**INSTRUCTIONS TO FOLLOW:** Search the entries below. Return every line that has "燃气工程" in it.

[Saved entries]
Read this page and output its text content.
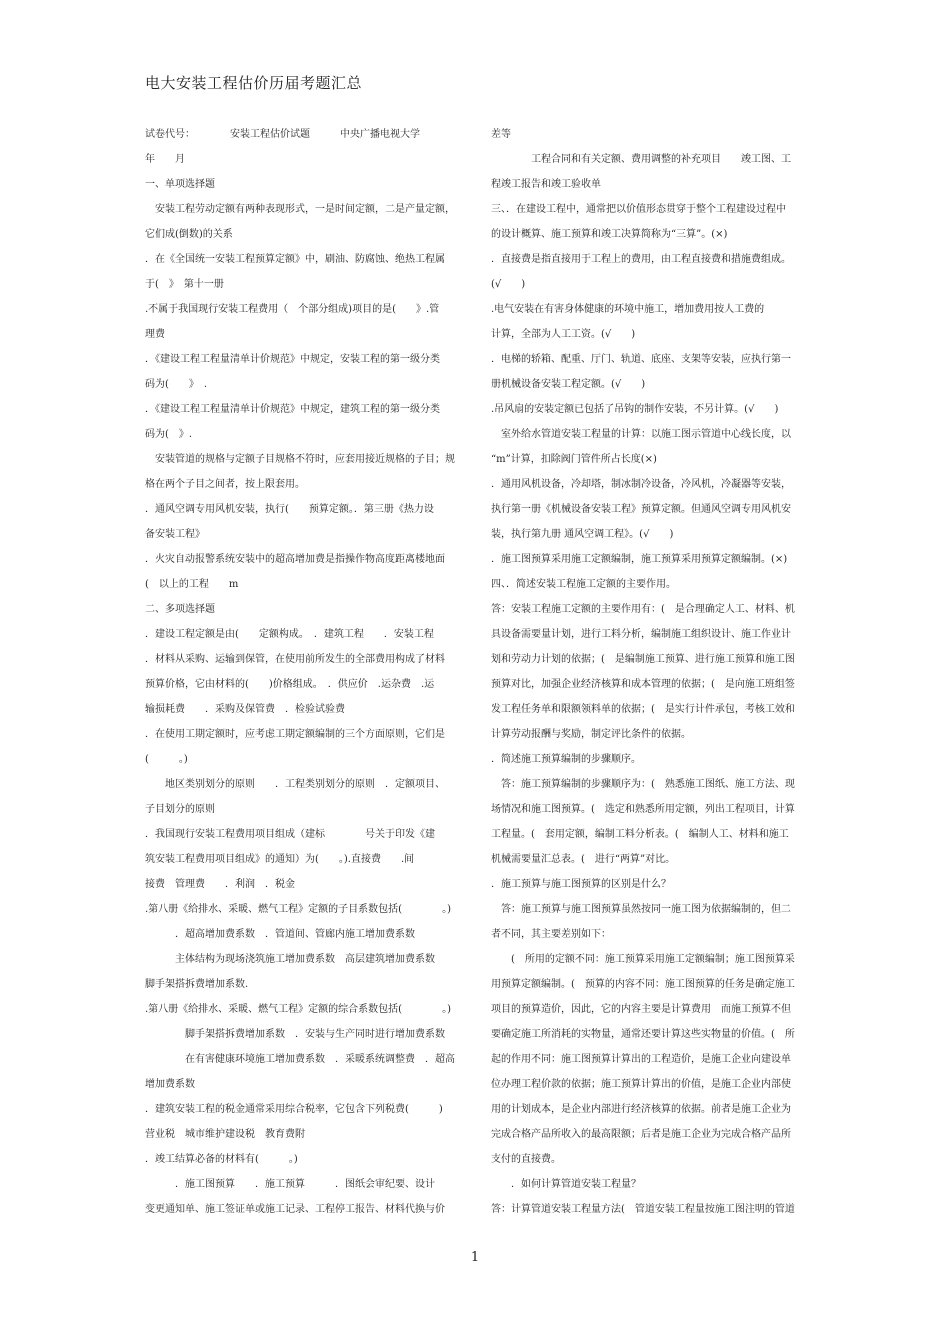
电大安装工程估价历届考题汇总
试卷代号：　　　　安装工程估价试题　　　中央广播电视大学
年　　月
一、单项选择题
　安装工程劳动定额有两种表现形式，一是时间定额，二是产量定额，
它们成(倒数)的关系
．在《全国统一安装工程预算定额》中，刷油、防腐蚀、绝热工程属
于(　》　第十一册
.不属于我国现行安装工程费用（　个部分组成)项目的是(　　》.管
理费
．《建设工程工程量清单计价规范》中规定，安装工程的第一级分类
码为(　　》　.
．《建设工程工程量清单计价规范》中规定，建筑工程的第一级分类
码为(　》.
　安装管道的规格与定额子目规格不符时，应套用接近规格的子目；规
格在两个子目之间者，按上限套用。
．通风空调专用风机安装，执行(　　预算定额。．第三册《热力设
备安装工程》
．火灾自动报警系统安装中的超高增加费是指操作物高度距离楼地面
(　以上的工程　　m
二、多项选择题
．建设工程定额是由(　　定额构成。　．建筑工程　　．安装工程
．材料从采购、运输到保管，在使用前所发生的全部费用构成了材料
预算价格，它由材料的(　　)价格组成。　．供应价　.运杂费　.运
输损耗费　　．采购及保管费　．检验试验费
．在使用工期定额时，应考虑工期定额编制的三个方面原则，它们是
(　　　。)
　　地区类别划分的原则　　．工程类别划分的原则　．定额项目、
子目划分的原则
．我国现行安装工程费用项目组成（建标　　　　号关于印发《建
筑安装工程费用项目组成》的通知）为(　　。).直接费　　.间
接费　管理费　　．利润　．税金
.第八册《给排水、采暖、燃气工程》定额的子目系数包括(　　　　。)
　　　．超高增加费系数　．管道间、管廊内施工增加费系数
　　　主体结构为现场浇筑施工增加费系数　高层建筑增加费系数
脚手架搭拆费增加系数.
.第八册《给排水、采暖、燃气工程》定额的综合系数包括(　　　　。)
　　　　脚手架搭拆费增加系数　．安装与生产同时进行增加费系数
　　　　在有害健康环境施工增加费系数　．采暖系统调整费　．超高
增加费系数
．建筑安装工程的税金通常采用综合税率，它包含下列税费(　　　)
营业税　城市维护建设税　教育费附
．竣工结算必备的材料有(　　　。)
　　　．施工图预算　　．施工预算　　　．图纸会审纪要、设计
变更通知单、施工签证单或施工记录、工程停工报告、材料代换与价
差等
　　　　工程合同和有关定额、费用调整的补充项目　　竣工图、工
程竣工报告和竣工验收单
三、．在建设工程中，通常把以价值形态贯穿于整个工程建设过程中
的设计概算、施工预算和竣工决算简称为“三算”。(×)
．直接费是指直接用于工程上的费用，由工程直接费和措施费组成。
(√　　)
.电气安装在有害身体健康的环境中施工，增加费用按人工费的
计算，全部为人工工资。(√　　)
．电梯的轿箱、配重、厅门、轨道、底座、支架等安装，应执行第一
册机械设备安装工程定额。(√　　)
.吊风扇的安装定额已包括了吊钩的制作安装，不另计算。(√　　)
　室外给水管道安装工程量的计算：以施工图示管道中心线长度，以
“m”计算，扣除阀门管件所占长度(×)
．通用风机设备，冷却塔，制冰制冷设备，冷风机，冷凝器等安装，
执行第一册《机械设备安装工程》预算定额。但通风空调专用风机安
装，执行第九册 通风空调工程》。(√　　)
．施工图预算采用施工定额编制，施工预算采用预算定额编制。(×)
四、．简述安装工程施工定额的主要作用。
答：安装工程施工定额的主要作用有：(　是合理确定人工、材料、机
具设备需要量计划，进行工料分析，编制施工组织设计、施工作业计
划和劳动力计划的依据；(　是编制施工预算、进行施工预算和施工图
预算对比，加强企业经济核算和成本管理的依据；(　是向施工班组签
发工程任务单和限额领料单的依据；(　是实行计件承包，考核工效和
计算劳动报酬与奖励，制定评比条件的依据。
．简述施工预算编制的步骤顺序。
　答：施工预算编制的步骤顺序为：(　熟悉施工图纸、施工方法、现
场情况和施工图预算。(　选定和熟悉所用定额，列出工程项目，计算
工程量。(　套用定额，编制工料分析表。(　编制人工、材料和施工
机械需要量汇总表。(　进行“两算”对比。
．施工预算与施工图预算的区别是什么？
　答：施工预算与施工图预算虽然按同一施工图为依据编制的，但二
者不同，其主要差别如下：
　　(　所用的定额不同：施工预算采用施工定额编制；施工图预算采
用预算定额编制。(　预算的内容不同：施工图预算的任务是确定施工
项目的预算造价，因此，它的内容主要是计算费用　而施工预算不但
要确定施工所消耗的实物量，通常还要计算这些实物量的价值。(　所
起的作用不同：施工图预算计算出的工程造价，是施工企业向建设单
位办理工程价款的依据；施工预算计算出的价值，是施工企业内部使
用的计划成本，是企业内部进行经济核算的依据。前者是施工企业为
完成合格产品所收入的最高限额；后者是施工企业为完成合格产品所
支付的直接费。
　　．如何计算管道安装工程量？
答：计算管道安装工程量方法(　管道安装工程量按施工图注明的管道
1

**SOLUTION TO THIS EXERCISE:**
.第八册《给排水、采暖、燃气工程》定额的子目系数包括(　　　　。)
.第八册《给排水、采暖、燃气工程》定额的综合系数包括(　　　　。)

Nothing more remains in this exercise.